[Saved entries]
=-=-=-=-=

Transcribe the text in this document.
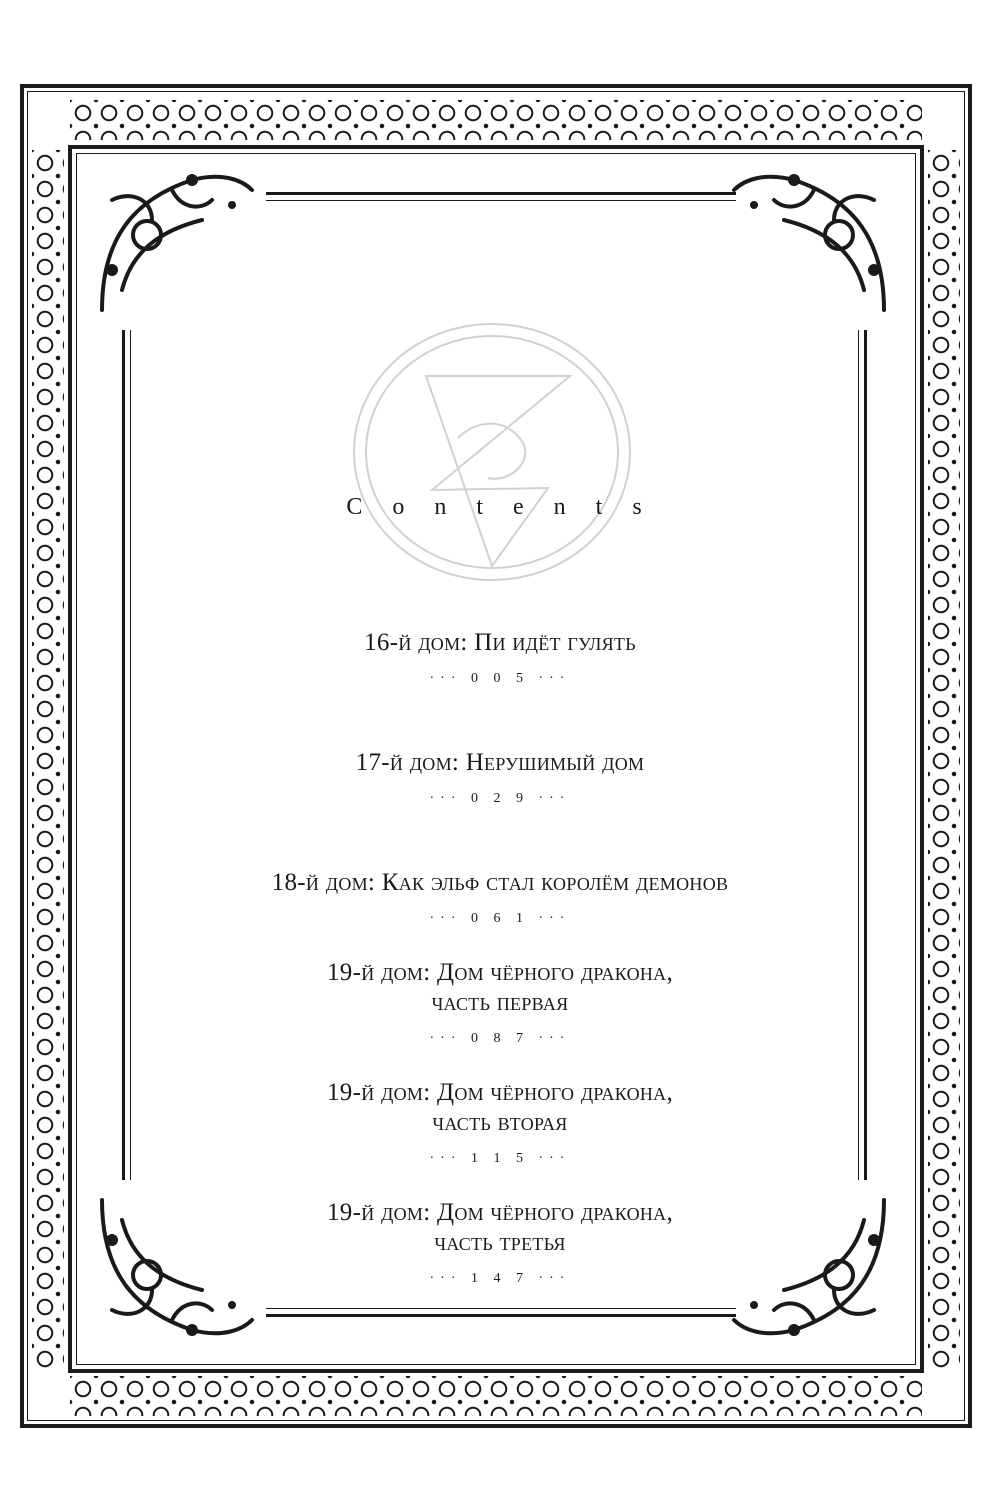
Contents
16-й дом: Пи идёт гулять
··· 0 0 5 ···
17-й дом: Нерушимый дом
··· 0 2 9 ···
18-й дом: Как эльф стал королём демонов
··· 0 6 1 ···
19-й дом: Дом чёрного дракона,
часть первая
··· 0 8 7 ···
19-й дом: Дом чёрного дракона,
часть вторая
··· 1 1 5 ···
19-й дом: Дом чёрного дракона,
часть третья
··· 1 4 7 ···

=-=-=-=-=

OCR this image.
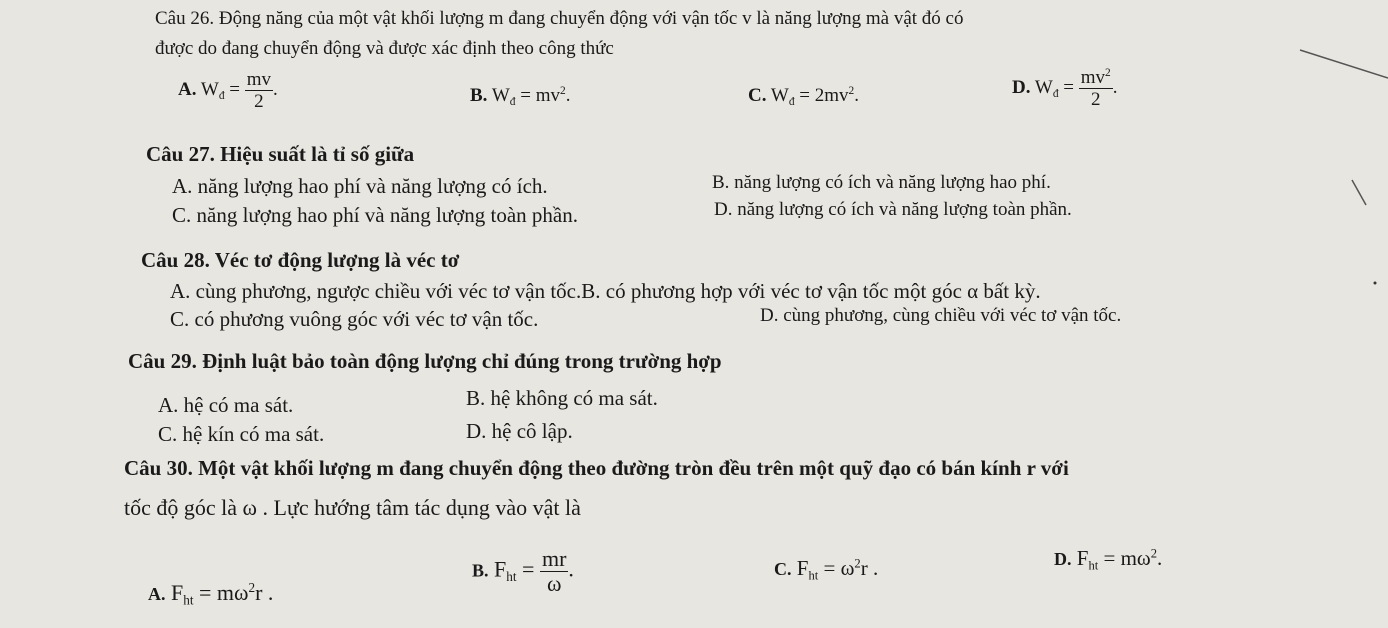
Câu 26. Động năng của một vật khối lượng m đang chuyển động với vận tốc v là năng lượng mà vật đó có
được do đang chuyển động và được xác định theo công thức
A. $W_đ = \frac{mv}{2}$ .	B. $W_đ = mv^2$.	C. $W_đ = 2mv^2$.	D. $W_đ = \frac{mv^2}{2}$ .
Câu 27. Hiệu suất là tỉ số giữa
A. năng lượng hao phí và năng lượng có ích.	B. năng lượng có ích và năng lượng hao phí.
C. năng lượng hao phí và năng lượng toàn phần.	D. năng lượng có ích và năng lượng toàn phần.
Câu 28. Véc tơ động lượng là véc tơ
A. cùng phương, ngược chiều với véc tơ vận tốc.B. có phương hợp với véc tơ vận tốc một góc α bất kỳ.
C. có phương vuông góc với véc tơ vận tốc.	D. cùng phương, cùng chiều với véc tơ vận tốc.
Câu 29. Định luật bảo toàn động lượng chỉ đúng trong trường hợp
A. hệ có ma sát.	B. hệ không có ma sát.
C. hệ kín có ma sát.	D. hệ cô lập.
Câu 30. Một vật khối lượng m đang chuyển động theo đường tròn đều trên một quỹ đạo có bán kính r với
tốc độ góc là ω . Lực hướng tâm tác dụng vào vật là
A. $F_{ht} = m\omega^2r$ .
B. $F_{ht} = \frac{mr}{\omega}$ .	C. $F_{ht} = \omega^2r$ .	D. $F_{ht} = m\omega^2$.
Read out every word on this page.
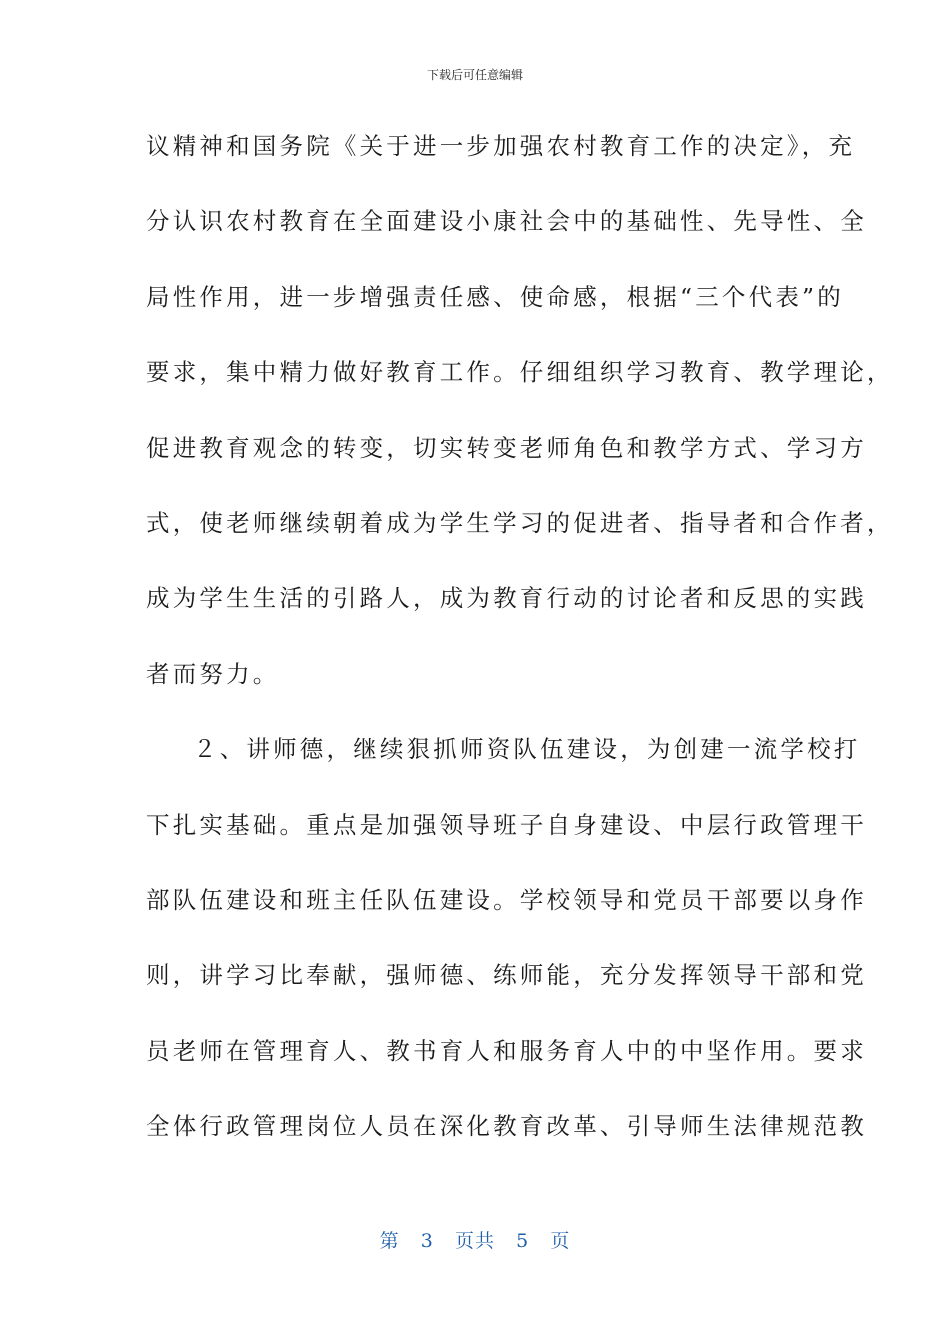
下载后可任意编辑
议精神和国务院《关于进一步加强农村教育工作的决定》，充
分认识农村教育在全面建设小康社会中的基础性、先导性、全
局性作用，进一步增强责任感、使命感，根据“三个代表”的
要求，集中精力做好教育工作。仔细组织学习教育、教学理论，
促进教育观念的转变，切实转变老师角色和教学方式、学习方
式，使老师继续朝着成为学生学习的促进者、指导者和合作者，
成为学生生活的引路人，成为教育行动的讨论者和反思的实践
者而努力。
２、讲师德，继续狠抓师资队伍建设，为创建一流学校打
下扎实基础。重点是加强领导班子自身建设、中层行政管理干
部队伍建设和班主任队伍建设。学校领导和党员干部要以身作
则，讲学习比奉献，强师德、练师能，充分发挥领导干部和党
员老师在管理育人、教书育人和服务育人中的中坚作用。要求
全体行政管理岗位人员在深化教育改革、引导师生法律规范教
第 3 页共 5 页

=-=-=-=-=

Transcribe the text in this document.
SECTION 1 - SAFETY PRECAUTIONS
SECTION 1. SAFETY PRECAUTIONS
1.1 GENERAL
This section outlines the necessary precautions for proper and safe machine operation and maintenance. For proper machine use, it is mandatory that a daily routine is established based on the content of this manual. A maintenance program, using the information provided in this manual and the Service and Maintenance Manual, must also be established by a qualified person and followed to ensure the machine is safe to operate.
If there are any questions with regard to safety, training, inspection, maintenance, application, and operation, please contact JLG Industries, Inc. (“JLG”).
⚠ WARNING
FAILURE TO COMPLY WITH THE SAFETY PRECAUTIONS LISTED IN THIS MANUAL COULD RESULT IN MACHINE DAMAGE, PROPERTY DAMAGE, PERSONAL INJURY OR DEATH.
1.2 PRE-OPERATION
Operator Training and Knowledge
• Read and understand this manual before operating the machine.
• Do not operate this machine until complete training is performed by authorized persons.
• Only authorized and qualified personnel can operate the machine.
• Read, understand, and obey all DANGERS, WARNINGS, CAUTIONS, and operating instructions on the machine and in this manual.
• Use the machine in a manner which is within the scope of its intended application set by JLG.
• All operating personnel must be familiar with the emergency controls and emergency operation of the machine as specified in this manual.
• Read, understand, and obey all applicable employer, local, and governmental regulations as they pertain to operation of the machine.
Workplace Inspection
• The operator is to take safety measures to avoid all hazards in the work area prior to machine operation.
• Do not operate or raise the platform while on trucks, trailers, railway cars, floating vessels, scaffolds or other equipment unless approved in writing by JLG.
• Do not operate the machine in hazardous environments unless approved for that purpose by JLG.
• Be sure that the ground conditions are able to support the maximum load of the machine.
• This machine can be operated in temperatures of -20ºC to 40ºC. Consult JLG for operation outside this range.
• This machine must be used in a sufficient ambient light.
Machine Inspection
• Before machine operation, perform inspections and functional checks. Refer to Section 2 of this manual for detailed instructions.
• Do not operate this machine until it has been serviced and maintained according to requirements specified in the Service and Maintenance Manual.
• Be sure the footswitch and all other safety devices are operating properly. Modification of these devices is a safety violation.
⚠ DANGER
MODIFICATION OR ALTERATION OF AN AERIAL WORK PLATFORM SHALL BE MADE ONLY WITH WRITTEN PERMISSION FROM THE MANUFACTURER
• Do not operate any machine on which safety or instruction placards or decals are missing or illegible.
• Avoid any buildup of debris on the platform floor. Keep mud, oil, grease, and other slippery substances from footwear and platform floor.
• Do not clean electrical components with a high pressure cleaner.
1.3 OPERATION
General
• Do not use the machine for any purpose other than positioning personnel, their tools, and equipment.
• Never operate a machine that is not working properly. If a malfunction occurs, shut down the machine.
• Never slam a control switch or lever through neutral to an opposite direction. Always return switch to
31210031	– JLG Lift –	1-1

=-=-=-=-=

● Task statement: Using the records above, list each line that includes "unless".

● Full response:
• Do not operate or raise the platform while on trucks, trailers, railway cars, floating vessels, scaffolds or other equipment unless approved in writing by JLG.
• Do not operate the machine in hazardous environments unless approved for that purpose by JLG.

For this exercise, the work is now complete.